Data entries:
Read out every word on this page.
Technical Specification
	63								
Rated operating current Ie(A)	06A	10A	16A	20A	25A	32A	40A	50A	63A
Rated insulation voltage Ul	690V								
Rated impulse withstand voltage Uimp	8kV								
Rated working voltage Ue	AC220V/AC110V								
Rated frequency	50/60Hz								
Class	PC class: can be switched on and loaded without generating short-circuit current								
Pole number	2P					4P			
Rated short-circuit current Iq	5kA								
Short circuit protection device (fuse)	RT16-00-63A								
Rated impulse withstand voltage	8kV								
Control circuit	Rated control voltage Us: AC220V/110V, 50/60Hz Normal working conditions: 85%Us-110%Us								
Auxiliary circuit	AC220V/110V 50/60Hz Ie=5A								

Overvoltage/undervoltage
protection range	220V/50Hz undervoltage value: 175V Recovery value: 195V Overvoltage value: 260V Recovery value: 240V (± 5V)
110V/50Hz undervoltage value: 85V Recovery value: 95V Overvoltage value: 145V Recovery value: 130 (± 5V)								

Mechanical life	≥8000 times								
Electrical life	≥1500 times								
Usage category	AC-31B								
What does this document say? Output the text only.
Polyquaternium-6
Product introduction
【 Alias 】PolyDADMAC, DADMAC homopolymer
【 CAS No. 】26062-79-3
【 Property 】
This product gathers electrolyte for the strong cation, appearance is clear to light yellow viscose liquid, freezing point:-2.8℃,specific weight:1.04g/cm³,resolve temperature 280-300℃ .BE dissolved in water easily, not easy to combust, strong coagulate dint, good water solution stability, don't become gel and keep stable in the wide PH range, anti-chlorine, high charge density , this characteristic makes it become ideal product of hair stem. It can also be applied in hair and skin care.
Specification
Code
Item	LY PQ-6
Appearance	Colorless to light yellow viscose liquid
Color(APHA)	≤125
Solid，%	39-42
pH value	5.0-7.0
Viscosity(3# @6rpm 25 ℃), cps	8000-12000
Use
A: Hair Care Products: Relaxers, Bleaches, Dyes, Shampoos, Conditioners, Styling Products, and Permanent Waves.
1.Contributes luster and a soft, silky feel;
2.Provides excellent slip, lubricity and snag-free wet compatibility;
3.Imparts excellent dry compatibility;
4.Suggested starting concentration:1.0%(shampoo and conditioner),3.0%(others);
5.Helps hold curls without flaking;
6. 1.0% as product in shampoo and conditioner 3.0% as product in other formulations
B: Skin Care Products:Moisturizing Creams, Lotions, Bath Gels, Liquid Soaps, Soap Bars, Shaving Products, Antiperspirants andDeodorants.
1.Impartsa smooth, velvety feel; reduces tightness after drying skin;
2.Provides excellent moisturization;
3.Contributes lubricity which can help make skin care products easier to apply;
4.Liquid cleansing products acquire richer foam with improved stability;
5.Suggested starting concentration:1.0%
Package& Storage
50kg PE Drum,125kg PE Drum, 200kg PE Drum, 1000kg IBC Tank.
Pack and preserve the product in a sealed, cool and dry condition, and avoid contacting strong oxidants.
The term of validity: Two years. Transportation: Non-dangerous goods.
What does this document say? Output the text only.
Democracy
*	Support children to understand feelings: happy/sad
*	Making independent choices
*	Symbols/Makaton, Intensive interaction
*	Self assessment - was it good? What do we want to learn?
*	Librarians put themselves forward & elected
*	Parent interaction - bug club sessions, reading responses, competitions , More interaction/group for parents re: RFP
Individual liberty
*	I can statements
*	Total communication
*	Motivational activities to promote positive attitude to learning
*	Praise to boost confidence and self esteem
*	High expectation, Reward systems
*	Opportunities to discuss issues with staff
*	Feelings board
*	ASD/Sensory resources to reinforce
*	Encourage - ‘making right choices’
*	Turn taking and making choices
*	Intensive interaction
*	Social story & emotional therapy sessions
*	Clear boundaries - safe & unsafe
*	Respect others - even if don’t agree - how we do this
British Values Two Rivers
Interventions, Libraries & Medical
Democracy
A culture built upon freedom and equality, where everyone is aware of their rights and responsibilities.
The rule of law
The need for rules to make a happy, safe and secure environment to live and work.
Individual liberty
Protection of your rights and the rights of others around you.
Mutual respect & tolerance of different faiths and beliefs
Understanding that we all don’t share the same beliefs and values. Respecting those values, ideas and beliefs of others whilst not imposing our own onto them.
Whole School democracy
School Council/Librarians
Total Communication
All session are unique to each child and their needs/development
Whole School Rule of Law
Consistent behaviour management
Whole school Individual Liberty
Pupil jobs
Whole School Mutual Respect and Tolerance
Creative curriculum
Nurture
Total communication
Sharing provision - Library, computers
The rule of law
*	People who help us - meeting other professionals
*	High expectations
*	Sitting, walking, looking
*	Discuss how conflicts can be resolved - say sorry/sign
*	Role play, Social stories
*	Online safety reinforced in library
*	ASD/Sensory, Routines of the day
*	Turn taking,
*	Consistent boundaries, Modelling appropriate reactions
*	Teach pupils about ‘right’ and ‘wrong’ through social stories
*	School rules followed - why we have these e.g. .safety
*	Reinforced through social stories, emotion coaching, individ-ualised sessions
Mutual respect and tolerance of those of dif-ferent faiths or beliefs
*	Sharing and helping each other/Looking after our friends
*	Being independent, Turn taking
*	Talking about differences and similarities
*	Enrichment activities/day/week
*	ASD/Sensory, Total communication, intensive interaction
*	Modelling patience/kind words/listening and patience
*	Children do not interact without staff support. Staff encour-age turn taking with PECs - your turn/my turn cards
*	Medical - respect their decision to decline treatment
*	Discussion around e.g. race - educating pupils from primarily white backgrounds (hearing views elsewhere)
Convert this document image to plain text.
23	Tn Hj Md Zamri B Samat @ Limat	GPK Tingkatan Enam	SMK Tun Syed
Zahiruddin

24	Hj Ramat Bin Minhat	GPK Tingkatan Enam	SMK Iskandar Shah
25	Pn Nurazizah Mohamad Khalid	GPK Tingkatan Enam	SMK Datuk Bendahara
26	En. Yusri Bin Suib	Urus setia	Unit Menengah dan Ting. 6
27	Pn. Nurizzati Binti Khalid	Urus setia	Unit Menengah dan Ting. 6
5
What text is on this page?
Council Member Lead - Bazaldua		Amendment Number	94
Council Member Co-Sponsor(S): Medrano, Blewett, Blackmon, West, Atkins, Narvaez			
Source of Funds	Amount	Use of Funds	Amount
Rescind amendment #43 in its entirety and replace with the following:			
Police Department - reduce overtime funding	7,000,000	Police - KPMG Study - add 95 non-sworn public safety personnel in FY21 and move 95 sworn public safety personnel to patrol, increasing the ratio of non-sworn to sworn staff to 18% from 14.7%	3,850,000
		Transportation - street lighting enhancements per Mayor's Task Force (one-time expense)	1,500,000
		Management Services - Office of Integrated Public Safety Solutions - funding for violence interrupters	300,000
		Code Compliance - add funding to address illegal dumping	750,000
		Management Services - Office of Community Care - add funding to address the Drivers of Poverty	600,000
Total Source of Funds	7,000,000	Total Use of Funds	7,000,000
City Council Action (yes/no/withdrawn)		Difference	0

Set exercise
Output the full listing without altering anything.

Written answer
Read out every word on this page.
Technical Specification
	63								
Rated operating current Ie(A)	06A	10A	16A	20A	25A	32A	40A	50A	63A
Rated insulation voltage Ul	690V								
Rated impulse withstand voltage Uimp	8kV								
Rated working voltage Ue	AC220V/AC110V								
Rated frequency	50/60Hz								
Class	PC class: can be switched on and loaded without generating short-circuit current								
Pole number	2P					4P			
Rated short-circuit current Iq	5kA								
Short circuit protection device (fuse)	RT16-00-63A								
Rated impulse withstand voltage	8kV								
Control circuit	Rated control voltage Us: AC220V/110V, 50/60Hz Normal working conditions: 85%Us-110%Us								
Auxiliary circuit	AC220V/110V 50/60Hz Ie=5A								

Overvoltage/undervoltage
protection range	220V/50Hz undervoltage value: 175V Recovery value: 195V Overvoltage value: 260V Recovery value: 240V (± 5V)
110V/50Hz undervoltage value: 85V Recovery value: 95V Overvoltage value: 145V Recovery value: 130 (± 5V)								

Mechanical life	≥8000 times								
Electrical life	≥1500 times								
Usage category	AC-31B								
What does this document say? Output the text only.
Polyquaternium-6
Product introduction
【 Alias 】PolyDADMAC, DADMAC homopolymer
【 CAS No. 】26062-79-3
【 Property 】
This product gathers electrolyte for the strong cation, appearance is clear to light yellow viscose liquid, freezing point:-2.8℃,specific weight:1.04g/cm³,resolve temperature 280-300℃ .BE dissolved in water easily, not easy to combust, strong coagulate dint, good water solution stability, don't become gel and keep stable in the wide PH range, anti-chlorine, high charge density , this characteristic makes it become ideal product of hair stem. It can also be applied in hair and skin care.
Specification
Code
Item	LY PQ-6
Appearance	Colorless to light yellow viscose liquid
Color(APHA)	≤125
Solid，%	39-42
pH value	5.0-7.0
Viscosity(3# @6rpm 25 ℃), cps	8000-12000
Use
A: Hair Care Products: Relaxers, Bleaches, Dyes, Shampoos, Conditioners, Styling Products, and Permanent Waves.
1.Contributes luster and a soft, silky feel;
2.Provides excellent slip, lubricity and snag-free wet compatibility;
3.Imparts excellent dry compatibility;
4.Suggested starting concentration:1.0%(shampoo and conditioner),3.0%(others);
5.Helps hold curls without flaking;
6. 1.0% as product in shampoo and conditioner 3.0% as product in other formulations
B: Skin Care Products:Moisturizing Creams, Lotions, Bath Gels, Liquid Soaps, Soap Bars, Shaving Products, Antiperspirants andDeodorants.
1.Impartsa smooth, velvety feel; reduces tightness after drying skin;
2.Provides excellent moisturization;
3.Contributes lubricity which can help make skin care products easier to apply;
4.Liquid cleansing products acquire richer foam with improved stability;
5.Suggested starting concentration:1.0%
Package& Storage
50kg PE Drum,125kg PE Drum, 200kg PE Drum, 1000kg IBC Tank.
Pack and preserve the product in a sealed, cool and dry condition, and avoid contacting strong oxidants.
The term of validity: Two years. Transportation: Non-dangerous goods.
What does this document say? Output the text only.
Democracy
*	Support children to understand feelings: happy/sad
*	Making independent choices
*	Symbols/Makaton, Intensive interaction
*	Self assessment - was it good? What do we want to learn?
*	Librarians put themselves forward & elected
*	Parent interaction - bug club sessions, reading responses, competitions , More interaction/group for parents re: RFP
Individual liberty
*	I can statements
*	Total communication
*	Motivational activities to promote positive attitude to learning
*	Praise to boost confidence and self esteem
*	High expectation, Reward systems
*	Opportunities to discuss issues with staff
*	Feelings board
*	ASD/Sensory resources to reinforce
*	Encourage - ‘making right choices’
*	Turn taking and making choices
*	Intensive interaction
*	Social story & emotional therapy sessions
*	Clear boundaries - safe & unsafe
*	Respect others - even if don’t agree - how we do this
British Values Two Rivers
Interventions, Libraries & Medical
Democracy
A culture built upon freedom and equality, where everyone is aware of their rights and responsibilities.
The rule of law
The need for rules to make a happy, safe and secure environment to live and work.
Individual liberty
Protection of your rights and the rights of others around you.
Mutual respect & tolerance of different faiths and beliefs
Understanding that we all don’t share the same beliefs and values. Respecting those values, ideas and beliefs of others whilst not imposing our own onto them.
Whole School democracy
School Council/Librarians
Total Communication
All session are unique to each child and their needs/development
Whole School Rule of Law
Consistent behaviour management
Whole school Individual Liberty
Pupil jobs
Whole School Mutual Respect and Tolerance
Creative curriculum
Nurture
Total communication
Sharing provision - Library, computers
The rule of law
*	People who help us - meeting other professionals
*	High expectations
*	Sitting, walking, looking
*	Discuss how conflicts can be resolved - say sorry/sign
*	Role play, Social stories
*	Online safety reinforced in library
*	ASD/Sensory, Routines of the day
*	Turn taking,
*	Consistent boundaries, Modelling appropriate reactions
*	Teach pupils about ‘right’ and ‘wrong’ through social stories
*	School rules followed - why we have these e.g. .safety
*	Reinforced through social stories, emotion coaching, individ-ualised sessions
Mutual respect and tolerance of those of dif-ferent faiths or beliefs
*	Sharing and helping each other/Looking after our friends
*	Being independent, Turn taking
*	Talking about differences and similarities
*	Enrichment activities/day/week
*	ASD/Sensory, Total communication, intensive interaction
*	Modelling patience/kind words/listening and patience
*	Children do not interact without staff support. Staff encour-age turn taking with PECs - your turn/my turn cards
*	Medical - respect their decision to decline treatment
*	Discussion around e.g. race - educating pupils from primarily white backgrounds (hearing views elsewhere)
Convert this document image to plain text.
23	Tn Hj Md Zamri B Samat @ Limat	GPK Tingkatan Enam	SMK Tun Syed
Zahiruddin

24	Hj Ramat Bin Minhat	GPK Tingkatan Enam	SMK Iskandar Shah
25	Pn Nurazizah Mohamad Khalid	GPK Tingkatan Enam	SMK Datuk Bendahara
26	En. Yusri Bin Suib	Urus setia	Unit Menengah dan Ting. 6
27	Pn. Nurizzati Binti Khalid	Urus setia	Unit Menengah dan Ting. 6
5
What text is on this page?
Council Member Lead - Bazaldua		Amendment Number	94
Council Member Co-Sponsor(S): Medrano, Blewett, Blackmon, West, Atkins, Narvaez			
Source of Funds	Amount	Use of Funds	Amount
Rescind amendment #43 in its entirety and replace with the following:			
Police Department - reduce overtime funding	7,000,000	Police - KPMG Study - add 95 non-sworn public safety personnel in FY21 and move 95 sworn public safety personnel to patrol, increasing the ratio of non-sworn to sworn staff to 18% from 14.7%	3,850,000
		Transportation - street lighting enhancements per Mayor's Task Force (one-time expense)	1,500,000
		Management Services - Office of Integrated Public Safety Solutions - funding for violence interrupters	300,000
		Code Compliance - add funding to address illegal dumping	750,000
		Management Services - Office of Community Care - add funding to address the Drivers of Poverty	600,000
Total Source of Funds	7,000,000	Total Use of Funds	7,000,000
City Council Action (yes/no/withdrawn)		Difference	0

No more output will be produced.